Records from a data collection
--- Begin ---
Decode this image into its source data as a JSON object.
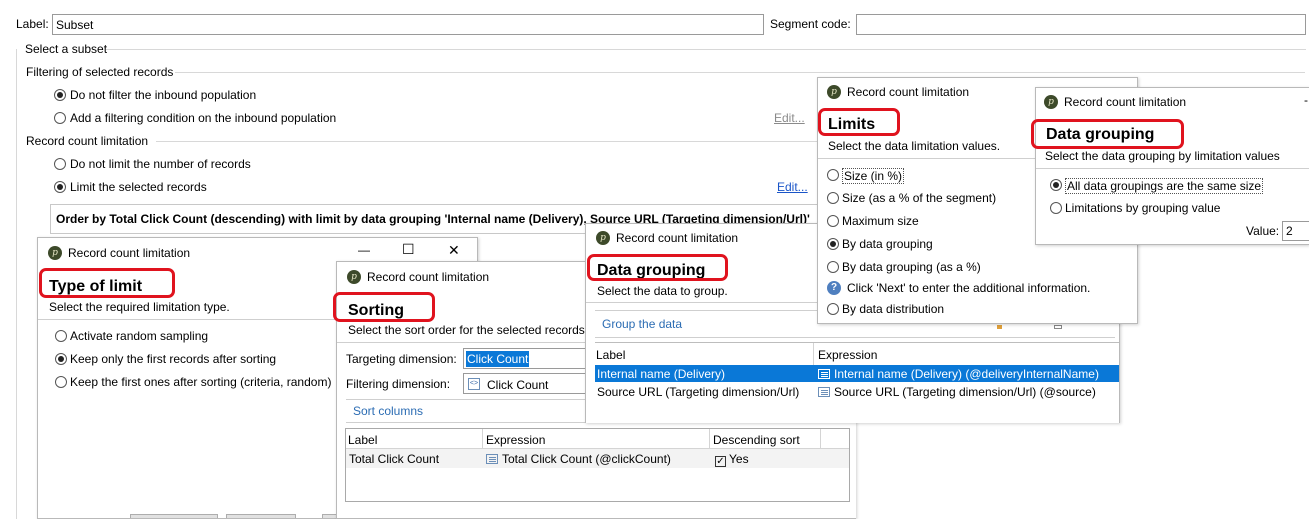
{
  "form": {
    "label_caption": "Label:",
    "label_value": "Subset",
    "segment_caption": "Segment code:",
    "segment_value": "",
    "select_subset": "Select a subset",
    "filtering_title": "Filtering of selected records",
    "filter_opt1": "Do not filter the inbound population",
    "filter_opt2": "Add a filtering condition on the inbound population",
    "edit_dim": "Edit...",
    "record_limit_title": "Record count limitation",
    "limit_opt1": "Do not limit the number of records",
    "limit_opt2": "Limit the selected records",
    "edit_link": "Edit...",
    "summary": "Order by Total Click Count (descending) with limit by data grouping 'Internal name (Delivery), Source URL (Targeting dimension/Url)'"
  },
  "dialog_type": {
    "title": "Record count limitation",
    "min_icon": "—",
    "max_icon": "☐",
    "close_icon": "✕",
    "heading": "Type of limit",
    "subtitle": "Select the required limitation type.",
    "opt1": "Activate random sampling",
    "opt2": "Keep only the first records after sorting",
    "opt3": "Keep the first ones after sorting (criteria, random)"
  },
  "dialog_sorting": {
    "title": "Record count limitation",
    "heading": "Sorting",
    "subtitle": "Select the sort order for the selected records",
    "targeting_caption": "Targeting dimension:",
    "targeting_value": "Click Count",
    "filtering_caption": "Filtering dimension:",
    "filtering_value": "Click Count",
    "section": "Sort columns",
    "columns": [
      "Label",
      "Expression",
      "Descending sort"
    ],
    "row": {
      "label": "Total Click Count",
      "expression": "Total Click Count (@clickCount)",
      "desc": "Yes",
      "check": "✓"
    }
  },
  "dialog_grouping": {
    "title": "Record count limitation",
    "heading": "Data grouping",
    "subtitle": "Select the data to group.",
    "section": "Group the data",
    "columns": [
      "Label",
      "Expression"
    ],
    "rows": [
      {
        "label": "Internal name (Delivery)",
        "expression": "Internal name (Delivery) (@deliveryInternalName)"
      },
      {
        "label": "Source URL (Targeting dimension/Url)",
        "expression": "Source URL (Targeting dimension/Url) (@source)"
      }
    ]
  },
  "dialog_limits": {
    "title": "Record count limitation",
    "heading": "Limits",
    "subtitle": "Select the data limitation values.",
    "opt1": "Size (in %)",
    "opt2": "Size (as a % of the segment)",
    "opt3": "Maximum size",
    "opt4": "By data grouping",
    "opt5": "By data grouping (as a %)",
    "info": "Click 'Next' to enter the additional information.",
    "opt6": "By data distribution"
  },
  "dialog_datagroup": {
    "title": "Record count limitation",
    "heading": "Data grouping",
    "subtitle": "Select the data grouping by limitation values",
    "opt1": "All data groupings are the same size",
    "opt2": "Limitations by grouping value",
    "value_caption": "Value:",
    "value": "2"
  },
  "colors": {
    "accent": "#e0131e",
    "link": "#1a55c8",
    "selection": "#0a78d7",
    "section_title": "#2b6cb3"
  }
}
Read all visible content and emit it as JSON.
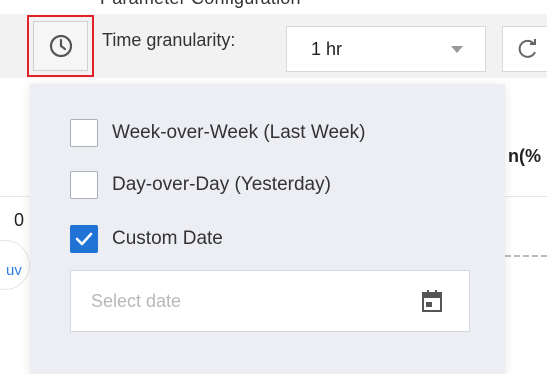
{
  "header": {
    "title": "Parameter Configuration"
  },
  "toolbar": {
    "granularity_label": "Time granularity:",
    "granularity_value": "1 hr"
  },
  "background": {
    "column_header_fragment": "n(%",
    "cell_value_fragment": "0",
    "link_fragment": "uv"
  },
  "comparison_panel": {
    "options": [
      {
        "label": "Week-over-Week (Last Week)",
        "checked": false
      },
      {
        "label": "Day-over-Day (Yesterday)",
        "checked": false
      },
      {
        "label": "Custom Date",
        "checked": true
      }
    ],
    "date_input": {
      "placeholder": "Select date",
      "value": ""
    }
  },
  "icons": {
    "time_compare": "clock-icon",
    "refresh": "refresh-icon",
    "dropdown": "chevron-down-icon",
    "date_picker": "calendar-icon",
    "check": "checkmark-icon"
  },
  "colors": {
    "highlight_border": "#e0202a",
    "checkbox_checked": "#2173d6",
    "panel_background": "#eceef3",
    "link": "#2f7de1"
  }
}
--- End ---
**WHAT IS ASKED**. Return the records exactly. Don't carry the pictures over.

**FULL ANSWER**.
Decode this image into its source data as a JSON object.
{
  "form": {
    "label_caption": "Label:",
    "label_value": "Subset",
    "segment_caption": "Segment code:",
    "segment_value": "",
    "select_subset": "Select a subset",
    "filtering_title": "Filtering of selected records",
    "filter_opt1": "Do not filter the inbound population",
    "filter_opt2": "Add a filtering condition on the inbound population",
    "edit_dim": "Edit...",
    "record_limit_title": "Record count limitation",
    "limit_opt1": "Do not limit the number of records",
    "limit_opt2": "Limit the selected records",
    "edit_link": "Edit...",
    "summary": "Order by Total Click Count (descending) with limit by data grouping 'Internal name (Delivery), Source URL (Targeting dimension/Url)'"
  },
  "dialog_type": {
    "title": "Record count limitation",
    "min_icon": "—",
    "max_icon": "☐",
    "close_icon": "✕",
    "heading": "Type of limit",
    "subtitle": "Select the required limitation type.",
    "opt1": "Activate random sampling",
    "opt2": "Keep only the first records after sorting",
    "opt3": "Keep the first ones after sorting (criteria, random)"
  },
  "dialog_sorting": {
    "title": "Record count limitation",
    "heading": "Sorting",
    "subtitle": "Select the sort order for the selected records",
    "targeting_caption": "Targeting dimension:",
    "targeting_value": "Click Count",
    "filtering_caption": "Filtering dimension:",
    "filtering_value": "Click Count",
    "section": "Sort columns",
    "columns": [
      "Label",
      "Expression",
      "Descending sort"
    ],
    "row": {
      "label": "Total Click Count",
      "expression": "Total Click Count (@clickCount)",
      "desc": "Yes",
      "check": "✓"
    }
  },
  "dialog_grouping": {
    "title": "Record count limitation",
    "heading": "Data grouping",
    "subtitle": "Select the data to group.",
    "section": "Group the data",
    "columns": [
      "Label",
      "Expression"
    ],
    "rows": [
      {
        "label": "Internal name (Delivery)",
        "expression": "Internal name (Delivery) (@deliveryInternalName)"
      },
      {
        "label": "Source URL (Targeting dimension/Url)",
        "expression": "Source URL (Targeting dimension/Url) (@source)"
      }
    ]
  },
  "dialog_limits": {
    "title": "Record count limitation",
    "heading": "Limits",
    "subtitle": "Select the data limitation values.",
    "opt1": "Size (in %)",
    "opt2": "Size (as a % of the segment)",
    "opt3": "Maximum size",
    "opt4": "By data grouping",
    "opt5": "By data grouping (as a %)",
    "info": "Click 'Next' to enter the additional information.",
    "opt6": "By data distribution"
  },
  "dialog_datagroup": {
    "title": "Record count limitation",
    "heading": "Data grouping",
    "subtitle": "Select the data grouping by limitation values",
    "opt1": "All data groupings are the same size",
    "opt2": "Limitations by grouping value",
    "value_caption": "Value:",
    "value": "2"
  },
  "colors": {
    "accent": "#e0131e",
    "link": "#1a55c8",
    "selection": "#0a78d7",
    "section_title": "#2b6cb3"
  }
}
Read all visible content and emit it as JSON.
{
  "header": {
    "title": "Parameter Configuration"
  },
  "toolbar": {
    "granularity_label": "Time granularity:",
    "granularity_value": "1 hr"
  },
  "background": {
    "column_header_fragment": "n(%",
    "cell_value_fragment": "0",
    "link_fragment": "uv"
  },
  "comparison_panel": {
    "options": [
      {
        "label": "Week-over-Week (Last Week)",
        "checked": false
      },
      {
        "label": "Day-over-Day (Yesterday)",
        "checked": false
      },
      {
        "label": "Custom Date",
        "checked": true
      }
    ],
    "date_input": {
      "placeholder": "Select date",
      "value": ""
    }
  },
  "icons": {
    "time_compare": "clock-icon",
    "refresh": "refresh-icon",
    "dropdown": "chevron-down-icon",
    "date_picker": "calendar-icon",
    "check": "checkmark-icon"
  },
  "colors": {
    "highlight_border": "#e0202a",
    "checkbox_checked": "#2173d6",
    "panel_background": "#eceef3",
    "link": "#2f7de1"
  }
}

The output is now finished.